> _Written request_:
Answer these questions from the excerpt on the bit shaft angulating mechanism below:
1. Which part does controlling the size of gap 846 protect from puncture or damage?
2. What kind of rotor does the motor assembly 815 have?
3. Besides increasing torque output, what does using an annular motor improve?

> _Document_:
════════

Both surfaces 826, 827 have a center point that is coincident with
the center of the torque transmitting coupling 847. As a result, a
spherical interface gap 846 is formed that is maintained as the bit
shaft 823 angulates. The size of this gap 846 is controlled such
that the largest particle of debris that can enter the interface is
smaller than the gap between the bellows 822 and bit shaft 823,
thereby protecting the bellows 822 from puncture or damage.
[0060] The motor assembly 815 operates the variable shaft
angulating mechanism 816 which orientates the drill bit shaft 823.
The variable bit shaft angulating mechanism 816 comprises the
angular motor, an offset mandrel 830, a variable offset coupling
831, and a coupling mechanism 832. The motor assembly 815 is an
annular motor that has a tubular rotor 828. Its annular
configuration permits all of the steering section 813 components to
have larger diameters, and larger load capacities than otherwise
possible. The use of an annular motor also increases the torque
output and improves cooling as compared with other types of motors.

════════

> _Dataset content_:
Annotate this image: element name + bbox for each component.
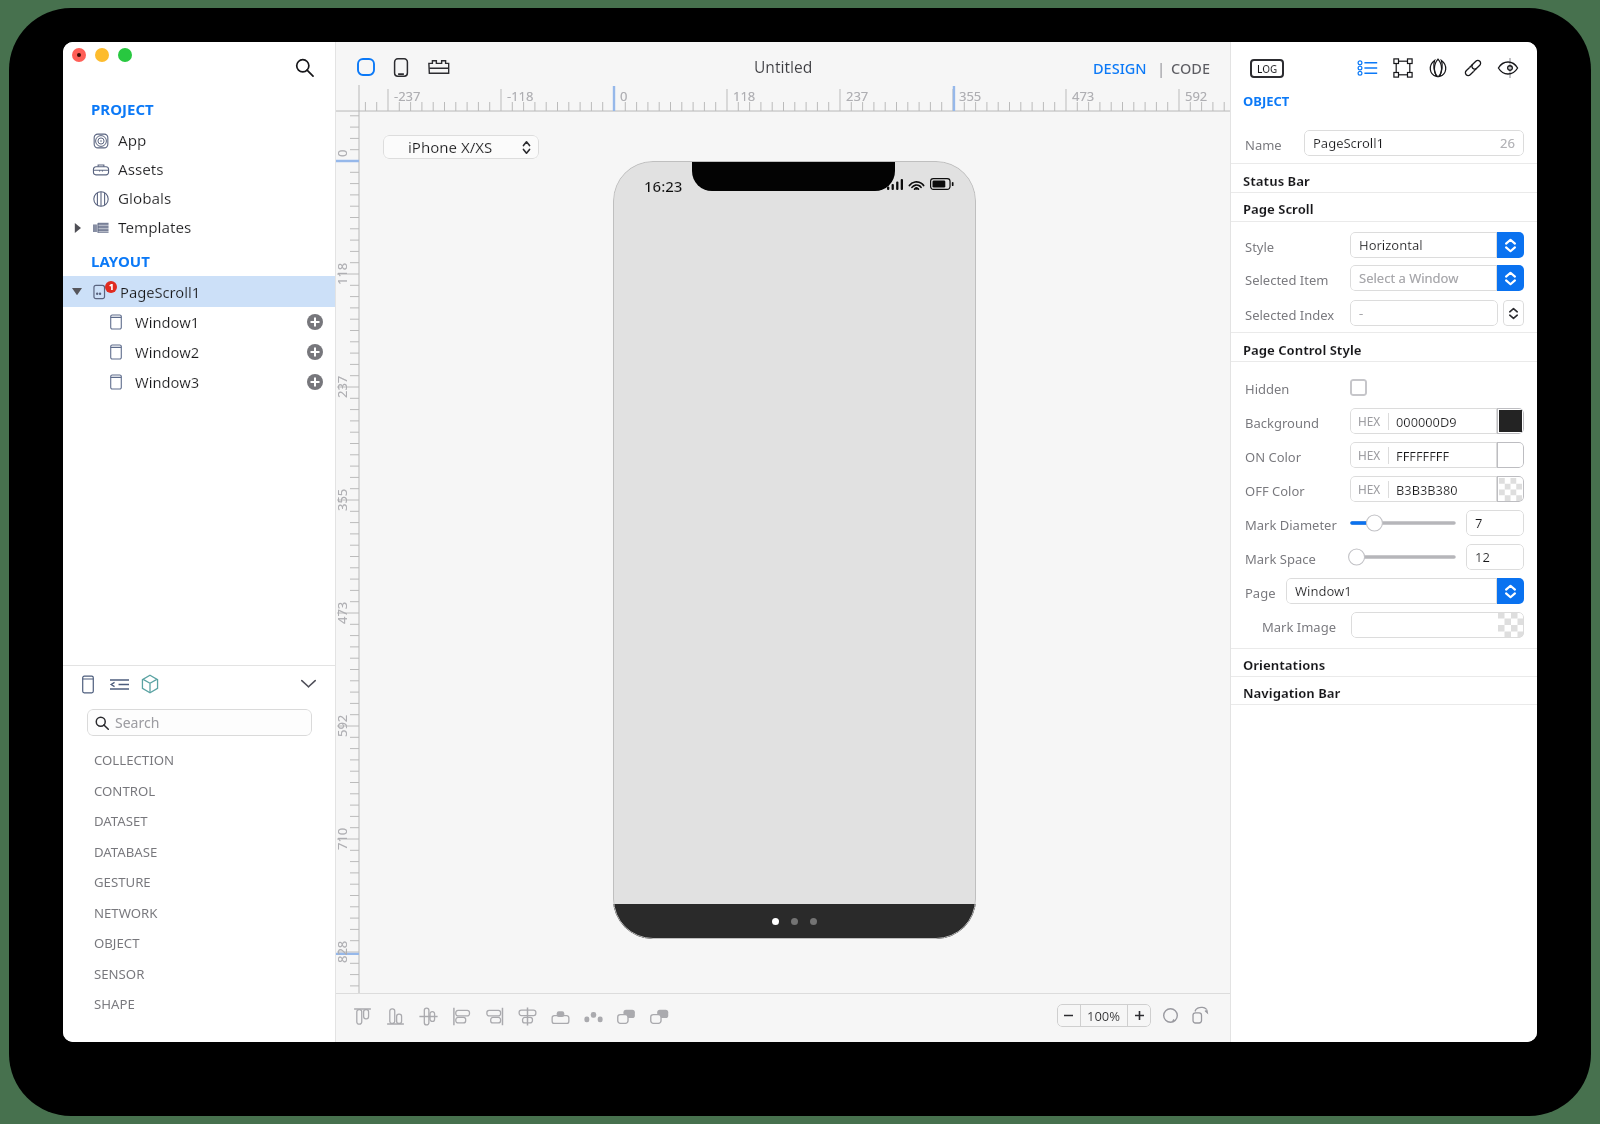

════════

> _Completed exercise_:
1. The bellows 822.
2. A tubular rotor 828.
3. Cooling.